Records for the task
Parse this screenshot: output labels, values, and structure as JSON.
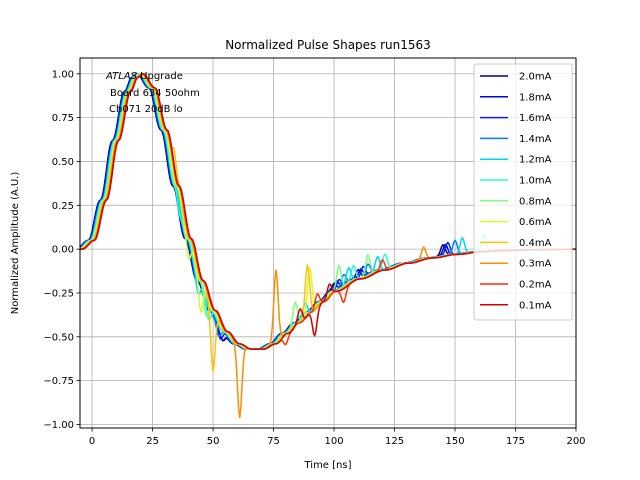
{
  "chart_data": {
    "type": "line",
    "title": "Normalized Pulse Shapes run1563",
    "xlabel": "Time [ns]",
    "ylabel": "Normalized Amplitude (A.U.)",
    "xlim": [
      -5,
      200
    ],
    "ylim": [
      -1.02,
      1.09
    ],
    "xticks": [
      0,
      25,
      50,
      75,
      100,
      125,
      150,
      175,
      200
    ],
    "xtick_labels": [
      "0",
      "25",
      "50",
      "75",
      "100",
      "125",
      "150",
      "175",
      "200"
    ],
    "yticks": [
      1.0,
      0.75,
      0.5,
      0.25,
      0.0,
      -0.25,
      -0.5,
      -0.75,
      -1.0
    ],
    "ytick_labels": [
      "1.00",
      "0.75",
      "0.50",
      "0.25",
      "0.00",
      "−0.25",
      "−0.50",
      "−0.75",
      "−1.00"
    ],
    "grid": true,
    "legend_position": "top-right",
    "annotation": {
      "line1_italic": "ATLAS",
      "line1_rest": " Upgrade",
      "line2": "Board 634 50ohm",
      "line3": "Ch071 20dB lo"
    },
    "base_shape": {
      "x": [
        -5,
        0,
        5,
        10,
        15,
        18,
        20,
        25,
        30,
        35,
        40,
        45,
        50,
        55,
        60,
        65,
        70,
        75,
        80,
        85,
        90,
        95,
        100,
        110,
        120,
        130,
        140,
        150,
        160,
        170,
        180,
        190,
        200
      ],
      "y": [
        0.0,
        0.05,
        0.28,
        0.62,
        0.9,
        0.98,
        1.0,
        0.92,
        0.68,
        0.36,
        0.06,
        -0.18,
        -0.35,
        -0.47,
        -0.54,
        -0.57,
        -0.57,
        -0.54,
        -0.48,
        -0.42,
        -0.36,
        -0.3,
        -0.24,
        -0.17,
        -0.12,
        -0.08,
        -0.05,
        -0.03,
        -0.015,
        -0.008,
        -0.004,
        -0.002,
        0.0
      ]
    },
    "series": [
      {
        "name": "2.0mA",
        "color": "#00007f",
        "peak_shift_ns": -1.6,
        "glitches": [
          [
            54,
            -0.05
          ],
          [
            100,
            0.04
          ],
          [
            110,
            0.05
          ],
          [
            145,
            0.06
          ]
        ]
      },
      {
        "name": "1.8mA",
        "color": "#0000d9",
        "peak_shift_ns": -1.4,
        "glitches": [
          [
            54,
            -0.05
          ],
          [
            101,
            0.05
          ],
          [
            111,
            0.05
          ],
          [
            146,
            0.06
          ]
        ]
      },
      {
        "name": "1.6mA",
        "color": "#0020ff",
        "peak_shift_ns": -1.2,
        "glitches": [
          [
            53,
            -0.05
          ],
          [
            102,
            0.05
          ],
          [
            112,
            0.06
          ],
          [
            147,
            0.07
          ]
        ]
      },
      {
        "name": "1.4mA",
        "color": "#007cff",
        "peak_shift_ns": -1.0,
        "glitches": [
          [
            52,
            -0.06
          ],
          [
            104,
            0.06
          ],
          [
            114,
            0.06
          ],
          [
            150,
            0.08
          ]
        ]
      },
      {
        "name": "1.2mA",
        "color": "#00d4ff",
        "peak_shift_ns": -0.8,
        "glitches": [
          [
            44,
            -0.08
          ],
          [
            88,
            0.06
          ],
          [
            106,
            0.08
          ],
          [
            118,
            0.08
          ],
          [
            153,
            0.09
          ]
        ]
      },
      {
        "name": "1.0mA",
        "color": "#29ffce",
        "peak_shift_ns": -0.6,
        "glitches": [
          [
            36,
            -0.08
          ],
          [
            48,
            -0.08
          ],
          [
            108,
            0.08
          ],
          [
            121,
            0.09
          ],
          [
            162,
            0.1
          ]
        ]
      },
      {
        "name": "0.8mA",
        "color": "#7dff7a",
        "peak_shift_ns": -0.3,
        "glitches": [
          [
            47,
            -0.12
          ],
          [
            84,
            0.12
          ],
          [
            102,
            0.14
          ],
          [
            114,
            0.12
          ]
        ]
      },
      {
        "name": "0.6mA",
        "color": "#ceff29",
        "peak_shift_ns": 0.0,
        "glitches": [
          [
            40,
            -0.12
          ],
          [
            45,
            -0.18
          ],
          [
            90,
            0.25
          ]
        ]
      },
      {
        "name": "0.4mA",
        "color": "#ffc400",
        "peak_shift_ns": 0.3,
        "glitches": [
          [
            34,
            0.15
          ],
          [
            50,
            -0.35
          ],
          [
            89,
            0.28
          ]
        ]
      },
      {
        "name": "0.3mA",
        "color": "#ff8c00",
        "peak_shift_ns": 0.6,
        "glitches": [
          [
            61,
            -0.42
          ],
          [
            76,
            0.42
          ],
          [
            137,
            0.07
          ]
        ]
      },
      {
        "name": "0.2mA",
        "color": "#ff3000",
        "peak_shift_ns": 0.8,
        "glitches": [
          [
            80,
            -0.06
          ],
          [
            93,
            0.08
          ],
          [
            104,
            -0.08
          ],
          [
            120,
            0.06
          ]
        ]
      },
      {
        "name": "0.1mA",
        "color": "#d40000",
        "peak_shift_ns": 1.0,
        "glitches": [
          [
            86,
            0.08
          ],
          [
            92,
            -0.14
          ],
          [
            98,
            0.08
          ]
        ]
      }
    ]
  }
}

Task prompt
Of the lines in this listing, how many contain "color"? Reply with the number and nothing more.

Written solution
12